== Given information ==
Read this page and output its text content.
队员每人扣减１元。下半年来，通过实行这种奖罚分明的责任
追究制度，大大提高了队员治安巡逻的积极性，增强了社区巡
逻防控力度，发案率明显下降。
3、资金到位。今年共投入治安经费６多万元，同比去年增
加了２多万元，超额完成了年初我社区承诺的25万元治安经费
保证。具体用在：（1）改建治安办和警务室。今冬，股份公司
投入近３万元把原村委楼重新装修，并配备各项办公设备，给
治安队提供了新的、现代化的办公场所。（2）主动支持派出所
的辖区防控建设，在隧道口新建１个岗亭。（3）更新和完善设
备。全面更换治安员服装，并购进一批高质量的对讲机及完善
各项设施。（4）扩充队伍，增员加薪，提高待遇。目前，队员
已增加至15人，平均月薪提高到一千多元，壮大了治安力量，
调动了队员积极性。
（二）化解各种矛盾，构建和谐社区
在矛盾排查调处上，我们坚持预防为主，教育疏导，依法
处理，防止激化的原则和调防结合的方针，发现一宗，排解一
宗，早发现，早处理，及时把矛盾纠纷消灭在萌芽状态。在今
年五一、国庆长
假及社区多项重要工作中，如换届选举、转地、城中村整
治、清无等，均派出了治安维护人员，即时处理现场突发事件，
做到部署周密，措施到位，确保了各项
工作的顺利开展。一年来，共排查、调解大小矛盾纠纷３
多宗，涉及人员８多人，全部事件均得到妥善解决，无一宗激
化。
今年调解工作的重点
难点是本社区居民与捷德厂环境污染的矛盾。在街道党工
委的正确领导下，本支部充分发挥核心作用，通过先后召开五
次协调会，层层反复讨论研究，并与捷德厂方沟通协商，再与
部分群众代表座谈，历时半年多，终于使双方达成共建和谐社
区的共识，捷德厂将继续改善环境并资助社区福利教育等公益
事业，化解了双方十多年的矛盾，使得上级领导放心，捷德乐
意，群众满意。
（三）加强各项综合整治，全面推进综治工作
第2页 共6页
...
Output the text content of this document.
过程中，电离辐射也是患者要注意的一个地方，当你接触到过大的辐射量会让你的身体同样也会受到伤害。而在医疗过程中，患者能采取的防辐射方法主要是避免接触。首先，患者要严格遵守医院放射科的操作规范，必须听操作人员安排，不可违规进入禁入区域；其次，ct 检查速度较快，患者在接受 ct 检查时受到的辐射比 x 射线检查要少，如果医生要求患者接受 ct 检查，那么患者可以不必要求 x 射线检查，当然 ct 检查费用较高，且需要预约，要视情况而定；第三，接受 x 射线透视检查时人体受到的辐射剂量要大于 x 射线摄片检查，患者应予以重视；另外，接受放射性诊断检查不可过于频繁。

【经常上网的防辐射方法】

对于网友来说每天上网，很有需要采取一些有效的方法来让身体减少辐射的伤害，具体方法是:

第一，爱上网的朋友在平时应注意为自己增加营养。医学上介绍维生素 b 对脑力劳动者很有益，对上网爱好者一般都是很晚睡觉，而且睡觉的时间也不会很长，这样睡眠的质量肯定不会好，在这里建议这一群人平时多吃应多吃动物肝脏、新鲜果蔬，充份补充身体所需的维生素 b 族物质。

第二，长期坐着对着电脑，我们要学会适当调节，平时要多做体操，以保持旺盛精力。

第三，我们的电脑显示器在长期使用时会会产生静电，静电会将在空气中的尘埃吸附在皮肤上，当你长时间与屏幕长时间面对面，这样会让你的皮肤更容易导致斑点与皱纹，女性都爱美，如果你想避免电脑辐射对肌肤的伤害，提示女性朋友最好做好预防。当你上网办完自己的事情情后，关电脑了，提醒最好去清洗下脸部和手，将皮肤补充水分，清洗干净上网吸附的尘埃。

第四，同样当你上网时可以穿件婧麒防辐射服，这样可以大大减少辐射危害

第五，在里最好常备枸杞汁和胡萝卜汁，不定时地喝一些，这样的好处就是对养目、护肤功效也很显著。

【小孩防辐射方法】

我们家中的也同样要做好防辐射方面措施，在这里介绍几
==
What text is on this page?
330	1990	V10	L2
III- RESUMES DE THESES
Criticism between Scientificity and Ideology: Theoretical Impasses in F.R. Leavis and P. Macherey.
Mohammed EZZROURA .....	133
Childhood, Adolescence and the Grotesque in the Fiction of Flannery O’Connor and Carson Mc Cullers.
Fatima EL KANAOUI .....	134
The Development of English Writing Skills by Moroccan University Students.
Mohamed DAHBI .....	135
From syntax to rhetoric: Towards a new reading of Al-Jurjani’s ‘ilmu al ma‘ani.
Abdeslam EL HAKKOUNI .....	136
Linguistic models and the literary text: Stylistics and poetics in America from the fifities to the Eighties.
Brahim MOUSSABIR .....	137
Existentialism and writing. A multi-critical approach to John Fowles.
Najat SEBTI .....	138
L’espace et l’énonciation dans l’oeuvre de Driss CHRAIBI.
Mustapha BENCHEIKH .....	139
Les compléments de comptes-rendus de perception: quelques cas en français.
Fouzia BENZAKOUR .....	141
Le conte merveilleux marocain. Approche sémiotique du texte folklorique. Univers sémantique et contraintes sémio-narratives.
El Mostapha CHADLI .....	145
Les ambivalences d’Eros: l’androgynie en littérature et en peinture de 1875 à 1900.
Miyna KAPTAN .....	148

== Job ==
Gather each line in the data that holds the string "page".

== Answer for this exercise ==
Read this page and output its text content.
What text is on this page?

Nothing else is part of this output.